_Work request 1_:
From the income tax and liquidity excerpt, write out the passage starting at "federal statutory rate to the pre-tax income due to the" and ending at "New Mexico.", word for word.
_Work request 2_:
According to the income tax and liquidity excerpt, what sources are expected to be the primary means of funding capital expenditures for the remainder of 2021, excluding any possible significant acquisitions? List each one.

Income tax provision (benefit). Our income tax provision was $8.2 million for
the six months ended June 30, 2021. Our effective tax rate for the six months
ended June 30, 2021 was 5%, which differed from amounts computed by applying the
U.S. federal statutory rate to the pre-tax income due to recording the net
deferred tax liability for state taxes, primarily in New Mexico, and continuing
to recognize a valuation allowance against our U.S. federal net deferred tax
assets. As a result of the full-cost ceiling impairments recorded in 2020, we
recognized a valuation allowance against our net deferred tax assets for the
year ended December 31, 2020. The valuation allowance will continue to be
recognized until the future deferred tax benefits are more likely than not to
become utilized. We recorded an income tax benefit of $69.9 million for the six
months ended June 30, 2020, and our effective tax rate for the six months ended
June 30, 2020 was 23%, which differed from amounts computed by applying the U.S.
federal statutory rate to the pre-tax income due to the impact of permanent
differences between book and tax income, as well as state taxes, primarily in
New Mexico.
Liquidity and Capital Resources
Our primary use of capital has been, and we expect will continue to be during
the remainder of 2021 and for the foreseeable future, for the acquisition,
exploration and development of oil and natural gas properties and for midstream
investments. Excluding any possible significant acquisitions, we expect to fund
our capital expenditures for the remainder of 2021 primarily through a
combination of cash on hand, operating cash flows and performance incentives
paid to us by a subsidiary of Five Point Energy LLC, our joint venture partner,
in connection with San Mateo. If capital expenditures were to exceed our
operating cash flows during the remainder of 2021, we expect to fund any such
excess capital expenditures through borrowings under the Credit Agreement or the
San Mateo Credit Facility (assuming availability under such facilities) or
through other capital sources, including borrowings under additional credit
arrangements, the sale or joint venture of midstream assets, oil and natural gas
producing assets, leasehold interests or mineral interests and potential
issuances of equity, debt or convertible securities, none of which may be
available on satisfactory terms or at all. Our future success in growing proved
reserves and production will be highly dependent on our ability to generate
operating cash flows and access outside sources of capital.

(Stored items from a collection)
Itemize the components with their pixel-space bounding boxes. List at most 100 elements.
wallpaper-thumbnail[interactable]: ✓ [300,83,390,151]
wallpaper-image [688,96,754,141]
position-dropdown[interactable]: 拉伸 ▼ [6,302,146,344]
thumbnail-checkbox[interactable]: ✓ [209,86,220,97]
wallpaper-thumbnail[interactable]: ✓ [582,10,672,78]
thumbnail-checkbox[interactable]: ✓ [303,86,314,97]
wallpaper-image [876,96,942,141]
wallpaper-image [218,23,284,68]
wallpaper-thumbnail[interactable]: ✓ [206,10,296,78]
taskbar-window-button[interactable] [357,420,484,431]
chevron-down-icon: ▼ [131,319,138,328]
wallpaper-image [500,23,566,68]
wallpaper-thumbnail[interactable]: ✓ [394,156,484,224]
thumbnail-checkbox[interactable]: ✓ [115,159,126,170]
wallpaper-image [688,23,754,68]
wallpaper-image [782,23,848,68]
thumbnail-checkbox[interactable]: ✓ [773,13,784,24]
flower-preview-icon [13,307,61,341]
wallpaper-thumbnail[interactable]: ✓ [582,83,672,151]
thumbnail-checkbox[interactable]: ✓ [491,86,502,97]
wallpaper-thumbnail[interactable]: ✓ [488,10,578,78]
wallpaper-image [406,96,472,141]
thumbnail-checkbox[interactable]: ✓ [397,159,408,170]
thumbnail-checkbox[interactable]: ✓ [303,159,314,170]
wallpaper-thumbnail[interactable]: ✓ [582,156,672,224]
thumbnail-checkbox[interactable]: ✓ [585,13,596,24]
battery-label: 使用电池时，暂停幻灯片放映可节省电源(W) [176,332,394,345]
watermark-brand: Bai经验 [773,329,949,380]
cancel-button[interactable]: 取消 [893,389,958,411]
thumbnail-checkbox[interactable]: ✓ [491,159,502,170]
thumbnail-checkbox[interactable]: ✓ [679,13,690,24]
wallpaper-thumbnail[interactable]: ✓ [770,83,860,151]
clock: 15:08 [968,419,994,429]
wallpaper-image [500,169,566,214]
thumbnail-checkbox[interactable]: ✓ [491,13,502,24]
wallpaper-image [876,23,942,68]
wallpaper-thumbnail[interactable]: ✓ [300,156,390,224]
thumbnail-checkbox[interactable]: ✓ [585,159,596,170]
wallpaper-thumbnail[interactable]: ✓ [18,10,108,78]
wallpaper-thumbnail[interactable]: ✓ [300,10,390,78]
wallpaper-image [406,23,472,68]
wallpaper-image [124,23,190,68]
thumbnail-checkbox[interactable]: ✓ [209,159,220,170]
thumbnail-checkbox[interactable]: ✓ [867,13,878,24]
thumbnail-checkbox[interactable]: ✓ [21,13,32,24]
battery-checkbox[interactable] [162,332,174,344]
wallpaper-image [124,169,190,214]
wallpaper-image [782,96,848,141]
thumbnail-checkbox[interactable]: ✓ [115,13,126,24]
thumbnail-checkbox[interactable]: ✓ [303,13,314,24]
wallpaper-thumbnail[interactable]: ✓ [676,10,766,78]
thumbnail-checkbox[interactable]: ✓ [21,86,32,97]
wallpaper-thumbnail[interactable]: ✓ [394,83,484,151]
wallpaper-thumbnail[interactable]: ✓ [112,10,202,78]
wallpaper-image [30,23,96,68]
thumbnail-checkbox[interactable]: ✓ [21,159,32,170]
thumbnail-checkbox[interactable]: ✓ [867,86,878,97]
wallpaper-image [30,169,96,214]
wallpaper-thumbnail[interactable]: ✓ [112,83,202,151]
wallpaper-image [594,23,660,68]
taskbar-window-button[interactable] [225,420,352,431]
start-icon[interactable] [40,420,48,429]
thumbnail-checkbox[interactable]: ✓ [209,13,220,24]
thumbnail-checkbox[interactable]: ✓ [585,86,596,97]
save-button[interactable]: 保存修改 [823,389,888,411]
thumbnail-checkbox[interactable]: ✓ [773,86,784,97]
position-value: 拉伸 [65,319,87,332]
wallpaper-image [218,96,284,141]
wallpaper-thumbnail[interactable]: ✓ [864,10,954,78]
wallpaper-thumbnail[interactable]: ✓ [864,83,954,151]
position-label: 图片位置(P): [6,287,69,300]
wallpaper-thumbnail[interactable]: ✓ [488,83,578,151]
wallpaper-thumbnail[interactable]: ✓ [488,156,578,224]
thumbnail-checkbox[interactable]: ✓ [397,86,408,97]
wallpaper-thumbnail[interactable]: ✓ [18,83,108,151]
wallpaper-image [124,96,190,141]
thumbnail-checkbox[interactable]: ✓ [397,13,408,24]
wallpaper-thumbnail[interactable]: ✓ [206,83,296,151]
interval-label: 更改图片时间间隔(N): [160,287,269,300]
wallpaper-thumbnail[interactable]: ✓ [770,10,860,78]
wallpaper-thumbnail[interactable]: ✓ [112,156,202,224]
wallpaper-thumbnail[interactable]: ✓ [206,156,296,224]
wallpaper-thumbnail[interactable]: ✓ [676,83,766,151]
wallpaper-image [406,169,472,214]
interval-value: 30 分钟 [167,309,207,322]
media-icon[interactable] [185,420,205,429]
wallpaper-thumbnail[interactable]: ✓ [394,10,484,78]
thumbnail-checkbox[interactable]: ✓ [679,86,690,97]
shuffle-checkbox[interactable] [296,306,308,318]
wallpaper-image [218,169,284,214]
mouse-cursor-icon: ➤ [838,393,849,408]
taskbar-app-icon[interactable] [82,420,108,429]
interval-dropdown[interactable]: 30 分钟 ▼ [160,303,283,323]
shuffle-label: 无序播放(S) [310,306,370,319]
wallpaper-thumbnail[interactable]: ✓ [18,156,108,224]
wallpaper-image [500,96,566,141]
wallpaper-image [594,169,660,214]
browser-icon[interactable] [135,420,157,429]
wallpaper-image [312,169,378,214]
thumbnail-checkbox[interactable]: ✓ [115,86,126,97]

_Written response 1_:
federal statutory rate to the pre-tax income due to the impact of permanent
differences between book and tax income, as well as state taxes, primarily in
New Mexico.

_Written response 2_:
- Cash on hand
- Operating cash flows
- Performance incentives paid by a subsidiary of Five Point Energy LLC, the joint venture partner, in connection with San Mateo